■ Page extract ■
· · · ·
What Is A Chapter 7 Bankruptcy? What Is A Chapter 7 Bankruptcy?

A Chapter 7 bankruptcy, also called a liquidation bankruptcy, is a type of bankruptcy proceeding where the debtor presents the court with all non-exempt assets, permitting a bankruptcy trustee to sell those assets. In exchange, a debtor is permitted to discharge a large portion of the debtor’s debts. An individual or business entity may file a Chapter 7 bankruptcy. A Chapter 7 bankruptcy is a federal court proceeding administered by bankruptcy courts set up in the United States. More than 1 million bankruptcy cases have been filed in 2010, with more than 2/3 of those cases being a Chapter 7 case.

Property under a Chapter 7

A debtor is permitted to retain a certain amount of property under a Chapter 7 bankruptcy, termed exempt property. Though a federal proceeding, the amount and type of exempt property is defined by state law. Federal exemptions do exist, and in some states, a debtor may elect between federal and state exemptions.

Common types of exempt property include: A limited amount of equity in a homestead, limited equity in a vehicle, retirement accounts protected by federal or state law, life insurance policies, Social Security benefits, wearing apparel, food, fuel and a limited amount of tools of the trade of the debtor.

If the property is used as security for a debt, even if exempt property, the debtor will normally be required to surrender the property, redeem the property by paying the debt, or agree to repay the debt to the creditor.

Chapter 7 Bankruptcy Process

When a debtor files a Chapter 7 bankruptcy, the debtor will file a petition and schedules, listing all creditors, each debt, the property of the debtor, the property the debtor claims is exempt, and a number of other items of financial information. If an individual consumer debtor, the debtor must also list monthly income and expenditures normally made.
· · · ·
■ Data ■

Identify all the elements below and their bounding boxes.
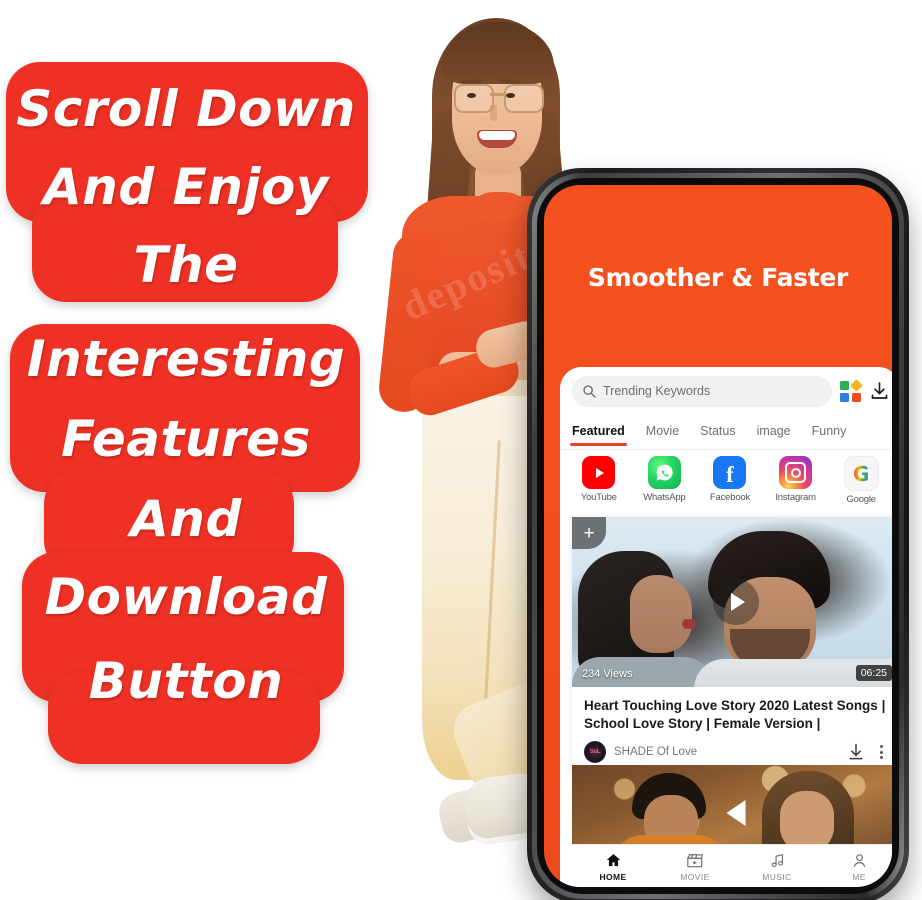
· · · ·
■ Objectives ■
• A. In the bankruptcy text, what defines the amount and type of exempt property in a Chapter 7 case?
• B. Print the stretch of the bankruptcy text from "A Chapter 7 bankruptcy, also" through "Chapter 7 case.".

■ Outputs in order ■
• A. State law defines it.

• B.
A Chapter 7 bankruptcy, also called a liquidation bankruptcy, is a type of bankruptcy proceeding where the debtor presents the court with all non-exempt assets, permitting a bankruptcy trustee to sell those assets. In exchange, a debtor is permitted to discharge a large portion of the debtor’s debts. An individual or business entity may file a Chapter 7 bankruptcy. A Chapter 7 bankruptcy is a federal court proceeding administered by bankruptcy courts set up in the United States. More than 1 million bankruptcy cases have been filed in 2010, with more than 2/3 of those cases being a Chapter 7 case.